### What the exercise asks
Copy every line of the listing that holds the string "고객분들이".

==== Raw data

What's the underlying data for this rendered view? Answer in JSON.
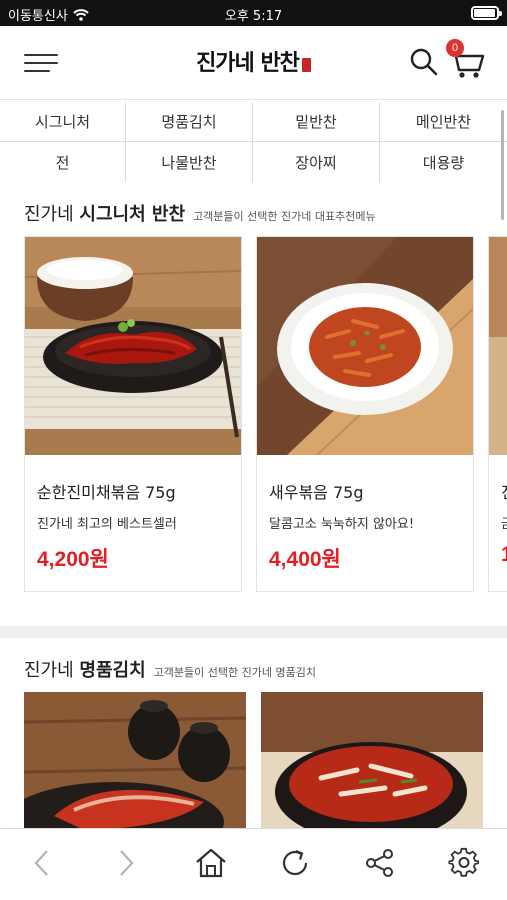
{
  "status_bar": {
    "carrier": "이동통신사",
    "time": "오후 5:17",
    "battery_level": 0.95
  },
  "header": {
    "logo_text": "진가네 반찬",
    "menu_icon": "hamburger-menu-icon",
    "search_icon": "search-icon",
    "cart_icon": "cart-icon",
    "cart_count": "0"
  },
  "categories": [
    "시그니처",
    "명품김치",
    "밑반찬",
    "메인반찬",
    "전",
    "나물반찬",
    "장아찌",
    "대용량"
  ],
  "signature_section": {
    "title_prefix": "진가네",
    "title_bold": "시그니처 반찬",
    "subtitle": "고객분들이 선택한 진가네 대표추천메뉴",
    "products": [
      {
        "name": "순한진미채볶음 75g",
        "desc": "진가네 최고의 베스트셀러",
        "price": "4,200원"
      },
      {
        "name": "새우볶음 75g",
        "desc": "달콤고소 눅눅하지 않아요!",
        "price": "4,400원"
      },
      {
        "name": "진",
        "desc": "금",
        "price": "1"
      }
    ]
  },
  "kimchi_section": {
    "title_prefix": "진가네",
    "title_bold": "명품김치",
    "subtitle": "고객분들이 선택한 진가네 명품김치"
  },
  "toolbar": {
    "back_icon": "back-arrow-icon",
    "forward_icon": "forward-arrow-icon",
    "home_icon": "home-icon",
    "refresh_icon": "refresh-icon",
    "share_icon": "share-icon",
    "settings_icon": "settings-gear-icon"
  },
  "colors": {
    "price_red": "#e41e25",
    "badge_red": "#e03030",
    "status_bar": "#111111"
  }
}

========
==== Raw data

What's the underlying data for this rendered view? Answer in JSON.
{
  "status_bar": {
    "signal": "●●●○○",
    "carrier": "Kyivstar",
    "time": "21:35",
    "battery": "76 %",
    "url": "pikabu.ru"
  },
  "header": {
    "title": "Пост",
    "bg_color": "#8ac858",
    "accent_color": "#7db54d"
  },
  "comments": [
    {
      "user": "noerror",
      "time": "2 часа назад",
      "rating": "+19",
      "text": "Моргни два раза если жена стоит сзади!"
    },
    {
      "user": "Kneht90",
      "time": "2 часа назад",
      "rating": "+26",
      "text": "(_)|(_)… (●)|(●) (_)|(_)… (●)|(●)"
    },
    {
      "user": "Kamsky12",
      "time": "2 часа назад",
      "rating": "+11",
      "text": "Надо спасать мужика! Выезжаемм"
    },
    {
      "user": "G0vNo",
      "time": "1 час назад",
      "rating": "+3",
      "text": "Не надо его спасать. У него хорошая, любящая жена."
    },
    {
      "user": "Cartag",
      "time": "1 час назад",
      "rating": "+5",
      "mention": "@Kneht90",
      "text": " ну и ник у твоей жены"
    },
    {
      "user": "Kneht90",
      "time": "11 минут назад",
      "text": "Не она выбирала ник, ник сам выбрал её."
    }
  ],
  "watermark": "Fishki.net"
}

========

### Task solution
    "subtitle": "고객분들이 선택한 진가네 대표추천메뉴",
    "subtitle": "고객분들이 선택한 진가네 명품김치"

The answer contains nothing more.